* _Your task_
Check each line of the listing below for the word "Where" and say how many lines have it. Nothing else should be written.

---

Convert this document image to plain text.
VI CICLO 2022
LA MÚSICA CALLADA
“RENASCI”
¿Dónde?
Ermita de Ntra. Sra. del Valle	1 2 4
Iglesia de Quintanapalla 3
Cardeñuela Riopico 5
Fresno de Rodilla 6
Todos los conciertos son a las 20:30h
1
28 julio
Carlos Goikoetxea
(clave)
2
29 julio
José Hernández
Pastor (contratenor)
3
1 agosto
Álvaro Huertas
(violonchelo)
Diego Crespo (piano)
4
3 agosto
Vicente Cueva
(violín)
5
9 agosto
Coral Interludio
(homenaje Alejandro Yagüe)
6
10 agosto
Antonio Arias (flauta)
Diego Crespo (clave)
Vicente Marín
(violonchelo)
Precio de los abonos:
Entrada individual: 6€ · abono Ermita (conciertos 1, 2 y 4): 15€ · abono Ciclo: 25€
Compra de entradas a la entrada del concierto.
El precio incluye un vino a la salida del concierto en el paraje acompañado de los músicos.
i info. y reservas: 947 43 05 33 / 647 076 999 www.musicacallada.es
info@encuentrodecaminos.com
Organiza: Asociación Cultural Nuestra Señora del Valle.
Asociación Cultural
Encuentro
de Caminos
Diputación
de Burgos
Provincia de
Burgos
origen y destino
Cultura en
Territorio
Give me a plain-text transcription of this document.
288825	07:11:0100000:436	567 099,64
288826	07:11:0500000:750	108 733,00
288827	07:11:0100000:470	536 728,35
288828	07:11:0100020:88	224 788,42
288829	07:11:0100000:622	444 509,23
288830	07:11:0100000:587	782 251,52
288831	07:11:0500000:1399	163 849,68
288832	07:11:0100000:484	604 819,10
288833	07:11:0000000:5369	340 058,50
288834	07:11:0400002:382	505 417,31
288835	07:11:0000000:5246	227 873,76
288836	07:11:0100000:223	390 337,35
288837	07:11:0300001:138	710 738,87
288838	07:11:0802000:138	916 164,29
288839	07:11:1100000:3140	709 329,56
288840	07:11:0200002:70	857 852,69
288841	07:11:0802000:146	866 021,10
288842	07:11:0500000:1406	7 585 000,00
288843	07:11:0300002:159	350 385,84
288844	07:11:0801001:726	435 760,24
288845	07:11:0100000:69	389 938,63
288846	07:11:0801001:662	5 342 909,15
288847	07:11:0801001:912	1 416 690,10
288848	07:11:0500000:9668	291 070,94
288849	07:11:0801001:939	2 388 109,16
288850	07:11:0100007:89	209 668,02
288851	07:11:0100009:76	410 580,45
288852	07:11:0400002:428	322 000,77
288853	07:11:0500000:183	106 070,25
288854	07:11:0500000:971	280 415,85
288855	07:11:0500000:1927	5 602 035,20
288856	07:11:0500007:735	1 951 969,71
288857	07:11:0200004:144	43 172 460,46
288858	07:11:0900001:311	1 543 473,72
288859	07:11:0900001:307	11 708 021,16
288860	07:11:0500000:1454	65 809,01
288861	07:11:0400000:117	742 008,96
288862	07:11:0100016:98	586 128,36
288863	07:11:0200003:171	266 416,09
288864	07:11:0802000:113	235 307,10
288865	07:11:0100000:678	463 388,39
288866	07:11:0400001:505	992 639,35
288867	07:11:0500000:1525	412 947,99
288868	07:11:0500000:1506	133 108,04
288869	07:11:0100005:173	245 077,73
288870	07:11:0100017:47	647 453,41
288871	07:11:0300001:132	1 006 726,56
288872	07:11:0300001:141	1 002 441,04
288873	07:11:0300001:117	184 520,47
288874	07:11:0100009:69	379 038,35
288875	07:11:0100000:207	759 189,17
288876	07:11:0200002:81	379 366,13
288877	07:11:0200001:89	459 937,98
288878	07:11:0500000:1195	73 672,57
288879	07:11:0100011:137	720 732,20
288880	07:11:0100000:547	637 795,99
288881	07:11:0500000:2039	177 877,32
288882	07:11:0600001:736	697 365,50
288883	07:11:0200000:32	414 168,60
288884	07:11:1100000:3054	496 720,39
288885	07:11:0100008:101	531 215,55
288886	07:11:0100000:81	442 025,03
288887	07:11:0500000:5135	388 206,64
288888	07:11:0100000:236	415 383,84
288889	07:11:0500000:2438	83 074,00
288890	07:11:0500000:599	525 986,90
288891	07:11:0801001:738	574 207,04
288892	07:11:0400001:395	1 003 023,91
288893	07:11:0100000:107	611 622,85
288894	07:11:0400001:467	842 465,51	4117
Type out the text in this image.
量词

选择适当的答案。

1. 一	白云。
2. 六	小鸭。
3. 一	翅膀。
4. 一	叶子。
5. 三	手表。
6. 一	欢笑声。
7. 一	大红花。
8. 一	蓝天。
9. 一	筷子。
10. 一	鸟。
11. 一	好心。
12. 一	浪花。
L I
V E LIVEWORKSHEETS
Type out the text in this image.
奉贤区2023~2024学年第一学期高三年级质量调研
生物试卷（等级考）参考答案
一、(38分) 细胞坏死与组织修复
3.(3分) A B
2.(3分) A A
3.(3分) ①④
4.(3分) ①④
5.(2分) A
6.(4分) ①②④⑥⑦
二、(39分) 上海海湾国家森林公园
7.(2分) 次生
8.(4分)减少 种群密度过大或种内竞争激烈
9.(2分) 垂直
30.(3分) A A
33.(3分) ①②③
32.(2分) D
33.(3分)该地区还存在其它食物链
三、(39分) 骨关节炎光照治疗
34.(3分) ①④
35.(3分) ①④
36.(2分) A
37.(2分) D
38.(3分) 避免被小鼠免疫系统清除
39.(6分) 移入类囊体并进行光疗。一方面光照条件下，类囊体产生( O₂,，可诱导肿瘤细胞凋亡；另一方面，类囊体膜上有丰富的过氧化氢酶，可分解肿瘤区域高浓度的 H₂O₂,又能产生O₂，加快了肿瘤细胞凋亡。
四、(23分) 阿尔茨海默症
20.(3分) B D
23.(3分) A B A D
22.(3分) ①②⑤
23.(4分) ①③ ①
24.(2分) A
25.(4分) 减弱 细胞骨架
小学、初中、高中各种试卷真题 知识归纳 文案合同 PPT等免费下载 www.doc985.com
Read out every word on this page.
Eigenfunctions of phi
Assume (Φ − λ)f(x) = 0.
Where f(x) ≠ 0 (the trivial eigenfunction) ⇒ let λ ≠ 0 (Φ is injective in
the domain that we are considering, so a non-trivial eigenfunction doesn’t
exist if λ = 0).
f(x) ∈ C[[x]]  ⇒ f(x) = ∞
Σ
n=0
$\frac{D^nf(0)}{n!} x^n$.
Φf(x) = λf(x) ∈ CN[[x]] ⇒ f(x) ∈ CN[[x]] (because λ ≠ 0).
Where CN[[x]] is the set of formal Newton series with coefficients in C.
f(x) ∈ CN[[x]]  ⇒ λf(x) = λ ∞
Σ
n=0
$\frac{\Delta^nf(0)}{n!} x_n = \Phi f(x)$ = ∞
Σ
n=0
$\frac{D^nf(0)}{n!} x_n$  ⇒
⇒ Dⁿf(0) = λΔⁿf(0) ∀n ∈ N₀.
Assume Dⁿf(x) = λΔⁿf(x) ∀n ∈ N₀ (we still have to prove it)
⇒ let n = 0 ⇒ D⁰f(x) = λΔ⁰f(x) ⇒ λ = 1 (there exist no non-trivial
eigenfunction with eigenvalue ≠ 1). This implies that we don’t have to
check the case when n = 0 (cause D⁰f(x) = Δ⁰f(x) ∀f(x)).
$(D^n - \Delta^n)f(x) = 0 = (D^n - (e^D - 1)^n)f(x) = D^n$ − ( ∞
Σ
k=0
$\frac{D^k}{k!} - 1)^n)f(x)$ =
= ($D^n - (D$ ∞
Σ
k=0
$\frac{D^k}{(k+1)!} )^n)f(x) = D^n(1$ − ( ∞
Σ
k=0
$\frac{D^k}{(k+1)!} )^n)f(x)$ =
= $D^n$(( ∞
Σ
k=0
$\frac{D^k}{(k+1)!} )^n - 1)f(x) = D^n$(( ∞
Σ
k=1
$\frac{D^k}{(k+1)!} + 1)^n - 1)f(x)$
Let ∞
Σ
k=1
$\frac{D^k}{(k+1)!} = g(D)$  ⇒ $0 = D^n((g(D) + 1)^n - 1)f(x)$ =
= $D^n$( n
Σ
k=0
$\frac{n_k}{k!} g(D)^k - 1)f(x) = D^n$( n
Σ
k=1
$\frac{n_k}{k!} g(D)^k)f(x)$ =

---

* _Task answer_
2